■ Set exercise: Using the listing below, report all lines holding the word "data".

--- Record excerpts ---

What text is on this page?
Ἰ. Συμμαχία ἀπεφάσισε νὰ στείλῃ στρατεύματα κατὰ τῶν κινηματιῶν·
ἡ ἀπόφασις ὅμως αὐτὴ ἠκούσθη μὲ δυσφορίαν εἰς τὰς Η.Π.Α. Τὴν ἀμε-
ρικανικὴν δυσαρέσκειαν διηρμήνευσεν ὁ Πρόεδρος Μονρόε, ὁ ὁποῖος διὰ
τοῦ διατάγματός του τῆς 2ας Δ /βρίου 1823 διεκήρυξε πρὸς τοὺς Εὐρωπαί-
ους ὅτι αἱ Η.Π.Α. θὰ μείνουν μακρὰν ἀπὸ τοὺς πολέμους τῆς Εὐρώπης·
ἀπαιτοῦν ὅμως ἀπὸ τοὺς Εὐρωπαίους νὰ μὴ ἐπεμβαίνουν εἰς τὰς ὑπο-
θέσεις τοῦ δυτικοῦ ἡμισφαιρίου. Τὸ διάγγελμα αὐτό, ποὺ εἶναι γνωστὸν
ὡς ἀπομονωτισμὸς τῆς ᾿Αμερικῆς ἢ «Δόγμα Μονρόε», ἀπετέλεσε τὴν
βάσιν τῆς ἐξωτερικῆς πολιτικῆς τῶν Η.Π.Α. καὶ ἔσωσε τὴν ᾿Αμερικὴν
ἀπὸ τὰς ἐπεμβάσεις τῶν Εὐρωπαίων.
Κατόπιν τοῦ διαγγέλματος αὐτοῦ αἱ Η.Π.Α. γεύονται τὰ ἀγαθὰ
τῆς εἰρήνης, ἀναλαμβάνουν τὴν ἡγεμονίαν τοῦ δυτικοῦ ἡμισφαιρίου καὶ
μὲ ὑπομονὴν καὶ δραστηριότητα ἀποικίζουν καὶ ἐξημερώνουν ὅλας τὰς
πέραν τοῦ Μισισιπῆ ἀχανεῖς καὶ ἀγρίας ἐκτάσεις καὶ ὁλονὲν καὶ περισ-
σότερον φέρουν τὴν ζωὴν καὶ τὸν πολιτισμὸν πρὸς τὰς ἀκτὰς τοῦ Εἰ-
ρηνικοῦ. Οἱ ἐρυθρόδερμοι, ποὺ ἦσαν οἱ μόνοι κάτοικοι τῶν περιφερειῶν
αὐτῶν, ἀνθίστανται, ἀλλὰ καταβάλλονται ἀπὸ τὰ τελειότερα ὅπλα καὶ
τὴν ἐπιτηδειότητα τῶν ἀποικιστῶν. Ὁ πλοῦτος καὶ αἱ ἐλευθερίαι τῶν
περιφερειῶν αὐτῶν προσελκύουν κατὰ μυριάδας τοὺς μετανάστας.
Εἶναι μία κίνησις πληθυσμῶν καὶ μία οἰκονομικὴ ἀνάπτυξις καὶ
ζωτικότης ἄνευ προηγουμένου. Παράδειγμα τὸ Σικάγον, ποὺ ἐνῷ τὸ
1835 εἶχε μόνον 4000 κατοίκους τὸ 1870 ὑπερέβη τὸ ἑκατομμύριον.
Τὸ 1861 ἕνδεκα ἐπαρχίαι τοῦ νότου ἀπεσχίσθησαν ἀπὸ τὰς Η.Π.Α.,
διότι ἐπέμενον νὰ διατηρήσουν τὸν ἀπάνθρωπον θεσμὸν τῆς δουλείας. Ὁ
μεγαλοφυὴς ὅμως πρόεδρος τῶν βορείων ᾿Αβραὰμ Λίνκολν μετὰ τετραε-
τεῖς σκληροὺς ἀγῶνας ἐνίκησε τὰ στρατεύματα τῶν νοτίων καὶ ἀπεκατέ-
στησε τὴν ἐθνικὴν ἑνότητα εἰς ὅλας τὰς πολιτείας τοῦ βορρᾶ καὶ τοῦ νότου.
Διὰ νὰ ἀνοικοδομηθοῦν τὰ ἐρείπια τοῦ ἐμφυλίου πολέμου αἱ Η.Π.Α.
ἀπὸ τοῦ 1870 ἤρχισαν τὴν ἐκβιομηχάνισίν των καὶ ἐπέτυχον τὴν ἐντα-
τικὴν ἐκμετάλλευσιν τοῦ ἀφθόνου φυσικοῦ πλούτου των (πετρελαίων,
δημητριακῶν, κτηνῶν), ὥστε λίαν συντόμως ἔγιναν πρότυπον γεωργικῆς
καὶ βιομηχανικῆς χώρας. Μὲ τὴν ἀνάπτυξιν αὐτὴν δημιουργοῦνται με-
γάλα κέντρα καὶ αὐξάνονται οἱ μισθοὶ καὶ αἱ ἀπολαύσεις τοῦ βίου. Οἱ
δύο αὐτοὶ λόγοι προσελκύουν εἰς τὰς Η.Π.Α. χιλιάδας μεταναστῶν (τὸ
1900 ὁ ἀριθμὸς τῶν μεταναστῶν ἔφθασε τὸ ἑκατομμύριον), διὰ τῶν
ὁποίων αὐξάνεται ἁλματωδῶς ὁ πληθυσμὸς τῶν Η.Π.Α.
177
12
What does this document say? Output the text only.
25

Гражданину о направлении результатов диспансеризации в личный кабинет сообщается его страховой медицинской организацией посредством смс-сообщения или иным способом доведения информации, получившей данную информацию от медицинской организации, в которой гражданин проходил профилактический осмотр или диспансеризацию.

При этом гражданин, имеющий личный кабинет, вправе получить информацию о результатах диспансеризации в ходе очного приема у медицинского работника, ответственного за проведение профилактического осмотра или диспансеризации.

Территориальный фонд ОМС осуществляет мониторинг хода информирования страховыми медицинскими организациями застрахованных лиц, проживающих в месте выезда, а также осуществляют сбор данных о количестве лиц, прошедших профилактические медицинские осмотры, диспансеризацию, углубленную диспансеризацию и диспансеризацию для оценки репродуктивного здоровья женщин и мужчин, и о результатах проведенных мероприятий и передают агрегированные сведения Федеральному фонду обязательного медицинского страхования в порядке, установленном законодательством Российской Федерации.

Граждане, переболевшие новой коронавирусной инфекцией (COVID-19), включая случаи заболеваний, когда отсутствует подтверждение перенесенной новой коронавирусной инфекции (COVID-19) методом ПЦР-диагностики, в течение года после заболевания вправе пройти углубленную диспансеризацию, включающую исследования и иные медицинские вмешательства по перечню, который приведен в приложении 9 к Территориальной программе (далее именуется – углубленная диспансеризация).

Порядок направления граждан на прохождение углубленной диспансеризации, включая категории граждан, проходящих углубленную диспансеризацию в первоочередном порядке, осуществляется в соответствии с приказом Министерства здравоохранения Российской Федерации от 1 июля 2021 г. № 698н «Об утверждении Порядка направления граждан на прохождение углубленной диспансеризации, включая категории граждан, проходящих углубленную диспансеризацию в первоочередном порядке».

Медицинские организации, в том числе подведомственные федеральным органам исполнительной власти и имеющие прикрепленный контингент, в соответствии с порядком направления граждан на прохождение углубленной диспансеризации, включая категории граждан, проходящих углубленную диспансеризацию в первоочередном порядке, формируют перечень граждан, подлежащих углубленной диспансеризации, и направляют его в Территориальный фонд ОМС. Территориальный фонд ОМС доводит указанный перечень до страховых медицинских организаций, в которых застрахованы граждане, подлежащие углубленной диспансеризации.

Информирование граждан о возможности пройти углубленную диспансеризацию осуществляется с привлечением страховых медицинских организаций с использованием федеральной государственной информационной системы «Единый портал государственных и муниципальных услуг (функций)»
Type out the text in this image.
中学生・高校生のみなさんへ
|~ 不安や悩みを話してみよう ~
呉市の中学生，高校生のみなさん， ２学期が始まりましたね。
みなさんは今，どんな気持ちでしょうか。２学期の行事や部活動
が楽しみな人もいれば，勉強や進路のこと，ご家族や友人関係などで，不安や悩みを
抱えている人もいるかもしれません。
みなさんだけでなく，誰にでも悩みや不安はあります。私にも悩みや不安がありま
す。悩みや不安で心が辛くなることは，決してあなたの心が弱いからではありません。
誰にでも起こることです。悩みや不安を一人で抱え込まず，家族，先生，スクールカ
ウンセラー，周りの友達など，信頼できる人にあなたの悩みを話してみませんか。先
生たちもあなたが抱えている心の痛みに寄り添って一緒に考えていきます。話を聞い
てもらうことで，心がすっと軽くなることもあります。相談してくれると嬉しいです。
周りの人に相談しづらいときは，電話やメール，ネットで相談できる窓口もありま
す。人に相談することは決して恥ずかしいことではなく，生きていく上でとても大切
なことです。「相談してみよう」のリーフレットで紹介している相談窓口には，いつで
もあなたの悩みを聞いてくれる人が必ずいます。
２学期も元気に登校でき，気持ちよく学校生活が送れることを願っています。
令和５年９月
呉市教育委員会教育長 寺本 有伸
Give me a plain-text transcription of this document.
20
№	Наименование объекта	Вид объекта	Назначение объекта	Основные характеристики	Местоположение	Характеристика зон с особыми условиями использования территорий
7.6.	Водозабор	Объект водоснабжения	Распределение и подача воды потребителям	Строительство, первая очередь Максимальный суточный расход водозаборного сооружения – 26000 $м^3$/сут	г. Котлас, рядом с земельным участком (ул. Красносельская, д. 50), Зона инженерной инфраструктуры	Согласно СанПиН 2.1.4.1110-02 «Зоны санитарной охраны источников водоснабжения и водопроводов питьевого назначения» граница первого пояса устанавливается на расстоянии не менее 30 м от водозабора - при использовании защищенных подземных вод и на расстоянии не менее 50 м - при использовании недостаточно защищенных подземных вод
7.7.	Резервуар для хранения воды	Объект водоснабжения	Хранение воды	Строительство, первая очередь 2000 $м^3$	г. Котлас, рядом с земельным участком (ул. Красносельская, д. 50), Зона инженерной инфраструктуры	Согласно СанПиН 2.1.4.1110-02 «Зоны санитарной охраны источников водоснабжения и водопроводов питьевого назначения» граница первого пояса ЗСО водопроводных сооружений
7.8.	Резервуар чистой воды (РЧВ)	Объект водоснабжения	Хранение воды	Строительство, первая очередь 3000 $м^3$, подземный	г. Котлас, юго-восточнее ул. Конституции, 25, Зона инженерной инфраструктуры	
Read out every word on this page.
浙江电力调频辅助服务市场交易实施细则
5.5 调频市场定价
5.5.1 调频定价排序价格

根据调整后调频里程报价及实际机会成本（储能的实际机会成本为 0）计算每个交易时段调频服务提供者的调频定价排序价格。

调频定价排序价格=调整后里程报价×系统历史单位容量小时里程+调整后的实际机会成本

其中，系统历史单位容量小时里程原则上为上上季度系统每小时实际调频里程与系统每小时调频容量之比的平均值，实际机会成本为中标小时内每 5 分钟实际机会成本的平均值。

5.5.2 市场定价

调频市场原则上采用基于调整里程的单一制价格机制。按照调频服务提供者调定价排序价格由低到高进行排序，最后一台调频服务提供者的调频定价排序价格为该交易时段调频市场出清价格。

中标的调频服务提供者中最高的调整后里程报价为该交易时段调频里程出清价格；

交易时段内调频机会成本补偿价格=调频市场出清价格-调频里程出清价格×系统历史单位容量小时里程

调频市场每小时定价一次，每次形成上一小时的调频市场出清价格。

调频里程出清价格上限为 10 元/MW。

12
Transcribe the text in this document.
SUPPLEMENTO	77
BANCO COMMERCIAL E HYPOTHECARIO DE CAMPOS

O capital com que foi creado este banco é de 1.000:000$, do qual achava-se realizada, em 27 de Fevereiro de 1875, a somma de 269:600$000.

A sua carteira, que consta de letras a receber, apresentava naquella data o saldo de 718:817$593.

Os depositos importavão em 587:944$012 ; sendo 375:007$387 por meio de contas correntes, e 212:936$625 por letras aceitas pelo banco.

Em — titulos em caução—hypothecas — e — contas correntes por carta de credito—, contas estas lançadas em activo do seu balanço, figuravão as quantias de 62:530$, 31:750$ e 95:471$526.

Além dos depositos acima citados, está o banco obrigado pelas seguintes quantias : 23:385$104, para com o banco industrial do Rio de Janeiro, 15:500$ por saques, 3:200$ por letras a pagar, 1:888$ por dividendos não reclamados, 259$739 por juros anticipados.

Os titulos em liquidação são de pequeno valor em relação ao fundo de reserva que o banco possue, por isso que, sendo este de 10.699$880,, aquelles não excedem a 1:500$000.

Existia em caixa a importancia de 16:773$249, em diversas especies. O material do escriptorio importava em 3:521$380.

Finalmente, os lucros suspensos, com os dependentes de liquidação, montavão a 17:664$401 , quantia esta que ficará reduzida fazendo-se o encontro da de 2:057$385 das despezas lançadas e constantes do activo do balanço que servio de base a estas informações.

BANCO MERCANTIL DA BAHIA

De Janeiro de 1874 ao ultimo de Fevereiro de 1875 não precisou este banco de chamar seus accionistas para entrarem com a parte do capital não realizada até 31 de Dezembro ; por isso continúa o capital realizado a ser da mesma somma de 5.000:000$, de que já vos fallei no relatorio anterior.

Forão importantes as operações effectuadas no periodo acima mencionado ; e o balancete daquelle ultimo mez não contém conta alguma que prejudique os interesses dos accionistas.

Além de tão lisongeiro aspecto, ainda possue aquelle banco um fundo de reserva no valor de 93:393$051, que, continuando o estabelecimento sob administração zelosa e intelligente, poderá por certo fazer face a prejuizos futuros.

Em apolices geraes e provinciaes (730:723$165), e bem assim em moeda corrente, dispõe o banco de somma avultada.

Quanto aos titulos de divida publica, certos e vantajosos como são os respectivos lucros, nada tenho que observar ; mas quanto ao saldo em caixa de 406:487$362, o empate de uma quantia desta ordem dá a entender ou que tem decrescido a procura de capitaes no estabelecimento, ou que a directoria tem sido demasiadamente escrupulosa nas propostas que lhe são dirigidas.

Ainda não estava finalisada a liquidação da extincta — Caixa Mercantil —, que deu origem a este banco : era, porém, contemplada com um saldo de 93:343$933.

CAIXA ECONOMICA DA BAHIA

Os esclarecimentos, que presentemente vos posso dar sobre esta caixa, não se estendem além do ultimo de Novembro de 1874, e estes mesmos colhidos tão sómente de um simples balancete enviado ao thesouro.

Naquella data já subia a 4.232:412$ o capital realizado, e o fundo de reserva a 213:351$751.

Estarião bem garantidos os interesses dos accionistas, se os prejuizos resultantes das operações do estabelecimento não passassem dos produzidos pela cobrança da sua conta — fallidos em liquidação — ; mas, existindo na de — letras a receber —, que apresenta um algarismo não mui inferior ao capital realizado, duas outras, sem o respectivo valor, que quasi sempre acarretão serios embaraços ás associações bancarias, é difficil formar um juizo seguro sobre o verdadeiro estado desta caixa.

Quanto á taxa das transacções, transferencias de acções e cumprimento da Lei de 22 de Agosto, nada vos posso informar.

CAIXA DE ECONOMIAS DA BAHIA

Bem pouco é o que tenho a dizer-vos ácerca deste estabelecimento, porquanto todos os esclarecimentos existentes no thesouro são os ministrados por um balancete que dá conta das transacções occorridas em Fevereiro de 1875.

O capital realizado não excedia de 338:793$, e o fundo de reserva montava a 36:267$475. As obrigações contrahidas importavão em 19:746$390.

---

■ Task result:
A sua carteira, que consta de letras a receber, apresentava naquella data o saldo de 718:817$593.
Naquella data já subia a 4.232:412$ o capital realizado, e o fundo de reserva a 213:351$751.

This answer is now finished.